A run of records

****************

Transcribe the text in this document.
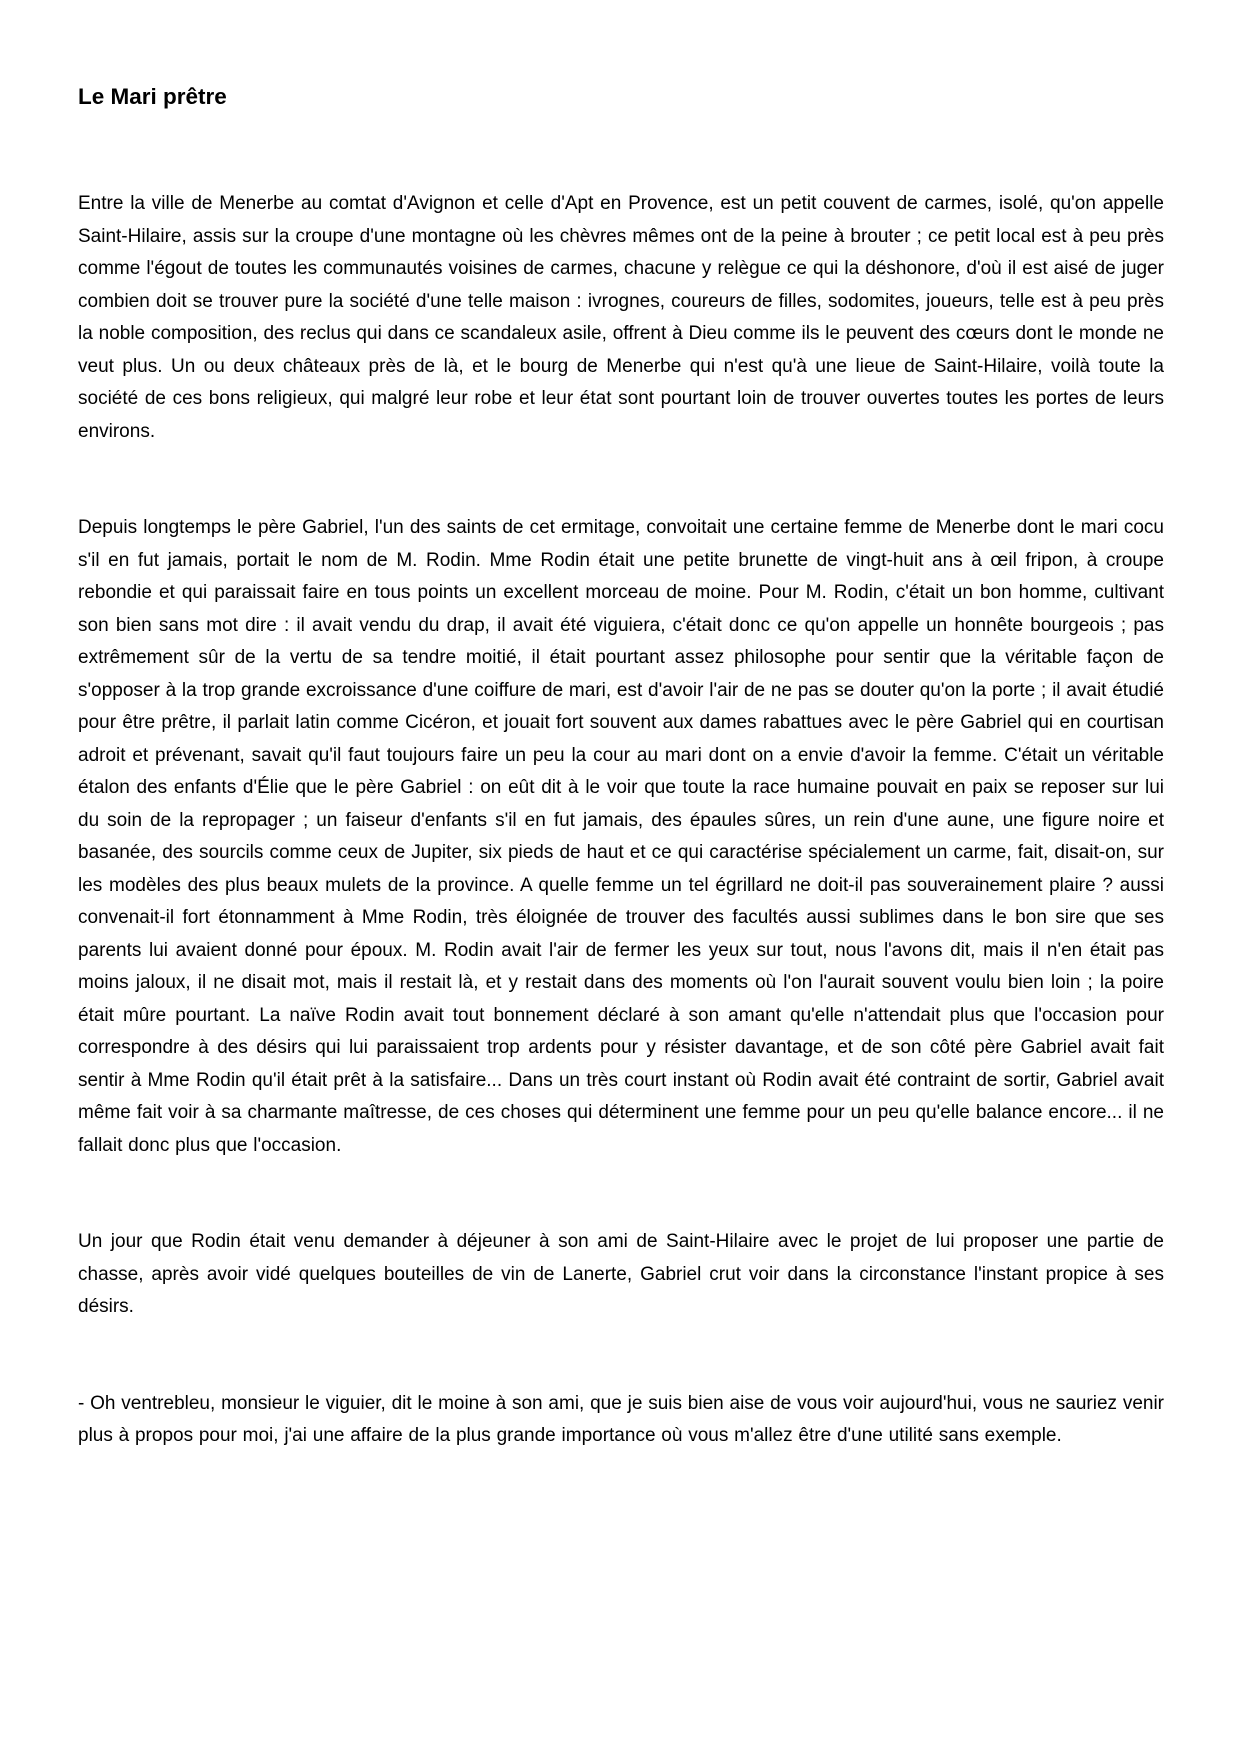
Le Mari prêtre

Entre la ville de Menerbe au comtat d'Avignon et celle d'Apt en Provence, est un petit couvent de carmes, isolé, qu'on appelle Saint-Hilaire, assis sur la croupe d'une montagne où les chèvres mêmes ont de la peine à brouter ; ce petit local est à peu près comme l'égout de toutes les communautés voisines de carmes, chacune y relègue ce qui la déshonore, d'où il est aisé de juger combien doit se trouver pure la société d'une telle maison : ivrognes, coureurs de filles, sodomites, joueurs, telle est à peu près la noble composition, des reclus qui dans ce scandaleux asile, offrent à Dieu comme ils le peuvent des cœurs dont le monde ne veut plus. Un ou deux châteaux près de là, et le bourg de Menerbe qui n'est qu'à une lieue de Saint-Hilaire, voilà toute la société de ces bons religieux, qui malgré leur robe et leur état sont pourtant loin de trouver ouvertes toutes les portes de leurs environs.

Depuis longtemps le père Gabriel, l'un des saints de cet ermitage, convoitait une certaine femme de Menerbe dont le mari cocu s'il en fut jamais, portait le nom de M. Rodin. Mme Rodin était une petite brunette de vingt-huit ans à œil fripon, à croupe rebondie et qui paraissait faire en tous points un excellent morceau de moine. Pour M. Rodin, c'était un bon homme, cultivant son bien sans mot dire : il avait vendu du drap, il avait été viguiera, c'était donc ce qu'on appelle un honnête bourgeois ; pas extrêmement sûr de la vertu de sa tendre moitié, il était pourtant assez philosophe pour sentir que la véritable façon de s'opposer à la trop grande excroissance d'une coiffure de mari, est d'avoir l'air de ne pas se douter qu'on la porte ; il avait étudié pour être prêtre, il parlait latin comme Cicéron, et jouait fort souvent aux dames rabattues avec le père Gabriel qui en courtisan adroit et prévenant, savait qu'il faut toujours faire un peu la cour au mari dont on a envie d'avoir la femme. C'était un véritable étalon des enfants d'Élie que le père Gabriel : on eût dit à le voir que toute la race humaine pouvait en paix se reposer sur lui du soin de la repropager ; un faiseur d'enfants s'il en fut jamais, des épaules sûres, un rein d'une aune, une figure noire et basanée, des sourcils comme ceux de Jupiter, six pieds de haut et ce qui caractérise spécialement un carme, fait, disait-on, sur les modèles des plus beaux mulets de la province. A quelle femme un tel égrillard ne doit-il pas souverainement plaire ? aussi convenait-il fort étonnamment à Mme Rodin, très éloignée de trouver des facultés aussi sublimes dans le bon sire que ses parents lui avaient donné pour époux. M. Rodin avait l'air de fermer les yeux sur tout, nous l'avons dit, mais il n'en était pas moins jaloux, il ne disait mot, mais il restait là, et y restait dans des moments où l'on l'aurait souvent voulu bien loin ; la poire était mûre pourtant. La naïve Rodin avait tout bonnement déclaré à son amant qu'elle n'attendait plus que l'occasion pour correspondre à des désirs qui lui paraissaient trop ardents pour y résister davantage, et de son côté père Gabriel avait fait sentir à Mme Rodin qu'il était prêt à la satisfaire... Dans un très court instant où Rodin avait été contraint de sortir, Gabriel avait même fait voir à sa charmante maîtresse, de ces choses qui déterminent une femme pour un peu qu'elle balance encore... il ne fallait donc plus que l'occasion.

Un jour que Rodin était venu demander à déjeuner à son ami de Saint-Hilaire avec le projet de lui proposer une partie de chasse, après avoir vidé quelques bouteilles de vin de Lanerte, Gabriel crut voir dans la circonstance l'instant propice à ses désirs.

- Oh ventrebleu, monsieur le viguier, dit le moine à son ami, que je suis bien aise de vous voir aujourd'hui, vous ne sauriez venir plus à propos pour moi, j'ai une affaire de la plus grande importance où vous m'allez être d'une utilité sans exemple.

****************

§ **Written exercise**:
Copy out the records above in full, exactly as written, but not the pictures.

§ **Answer to the task**:
Transcribe the text in this document.
Le Mari prêtre

Entre la ville de Menerbe au comtat d'Avignon et celle d'Apt en Provence, est un petit couvent de carmes, isolé, qu'on appelle Saint-Hilaire, assis sur la croupe d'une montagne où les chèvres mêmes ont de la peine à brouter ; ce petit local est à peu près comme l'égout de toutes les communautés voisines de carmes, chacune y relègue ce qui la déshonore, d'où il est aisé de juger combien doit se trouver pure la société d'une telle maison : ivrognes, coureurs de filles, sodomites, joueurs, telle est à peu près la noble composition, des reclus qui dans ce scandaleux asile, offrent à Dieu comme ils le peuvent des cœurs dont le monde ne veut plus. Un ou deux châteaux près de là, et le bourg de Menerbe qui n'est qu'à une lieue de Saint-Hilaire, voilà toute la société de ces bons religieux, qui malgré leur robe et leur état sont pourtant loin de trouver ouvertes toutes les portes de leurs environs.

Depuis longtemps le père Gabriel, l'un des saints de cet ermitage, convoitait une certaine femme de Menerbe dont le mari cocu s'il en fut jamais, portait le nom de M. Rodin. Mme Rodin était une petite brunette de vingt-huit ans à œil fripon, à croupe rebondie et qui paraissait faire en tous points un excellent morceau de moine. Pour M. Rodin, c'était un bon homme, cultivant son bien sans mot dire : il avait vendu du drap, il avait été viguiera, c'était donc ce qu'on appelle un honnête bourgeois ; pas extrêmement sûr de la vertu de sa tendre moitié, il était pourtant assez philosophe pour sentir que la véritable façon de s'opposer à la trop grande excroissance d'une coiffure de mari, est d'avoir l'air de ne pas se douter qu'on la porte ; il avait étudié pour être prêtre, il parlait latin comme Cicéron, et jouait fort souvent aux dames rabattues avec le père Gabriel qui en courtisan adroit et prévenant, savait qu'il faut toujours faire un peu la cour au mari dont on a envie d'avoir la femme. C'était un véritable étalon des enfants d'Élie que le père Gabriel : on eût dit à le voir que toute la race humaine pouvait en paix se reposer sur lui du soin de la repropager ; un faiseur d'enfants s'il en fut jamais, des épaules sûres, un rein d'une aune, une figure noire et basanée, des sourcils comme ceux de Jupiter, six pieds de haut et ce qui caractérise spécialement un carme, fait, disait-on, sur les modèles des plus beaux mulets de la province. A quelle femme un tel égrillard ne doit-il pas souverainement plaire ? aussi convenait-il fort étonnamment à Mme Rodin, très éloignée de trouver des facultés aussi sublimes dans le bon sire que ses parents lui avaient donné pour époux. M. Rodin avait l'air de fermer les yeux sur tout, nous l'avons dit, mais il n'en était pas moins jaloux, il ne disait mot, mais il restait là, et y restait dans des moments où l'on l'aurait souvent voulu bien loin ; la poire était mûre pourtant. La naïve Rodin avait tout bonnement déclaré à son amant qu'elle n'attendait plus que l'occasion pour correspondre à des désirs qui lui paraissaient trop ardents pour y résister davantage, et de son côté père Gabriel avait fait sentir à Mme Rodin qu'il était prêt à la satisfaire... Dans un très court instant où Rodin avait été contraint de sortir, Gabriel avait même fait voir à sa charmante maîtresse, de ces choses qui déterminent une femme pour un peu qu'elle balance encore... il ne fallait donc plus que l'occasion.

Un jour que Rodin était venu demander à déjeuner à son ami de Saint-Hilaire avec le projet de lui proposer une partie de chasse, après avoir vidé quelques bouteilles de vin de Lanerte, Gabriel crut voir dans la circonstance l'instant propice à ses désirs.

- Oh ventrebleu, monsieur le viguier, dit le moine à son ami, que je suis bien aise de vous voir aujourd'hui, vous ne sauriez venir plus à propos pour moi, j'ai une affaire de la plus grande importance où vous m'allez être d'une utilité sans exemple.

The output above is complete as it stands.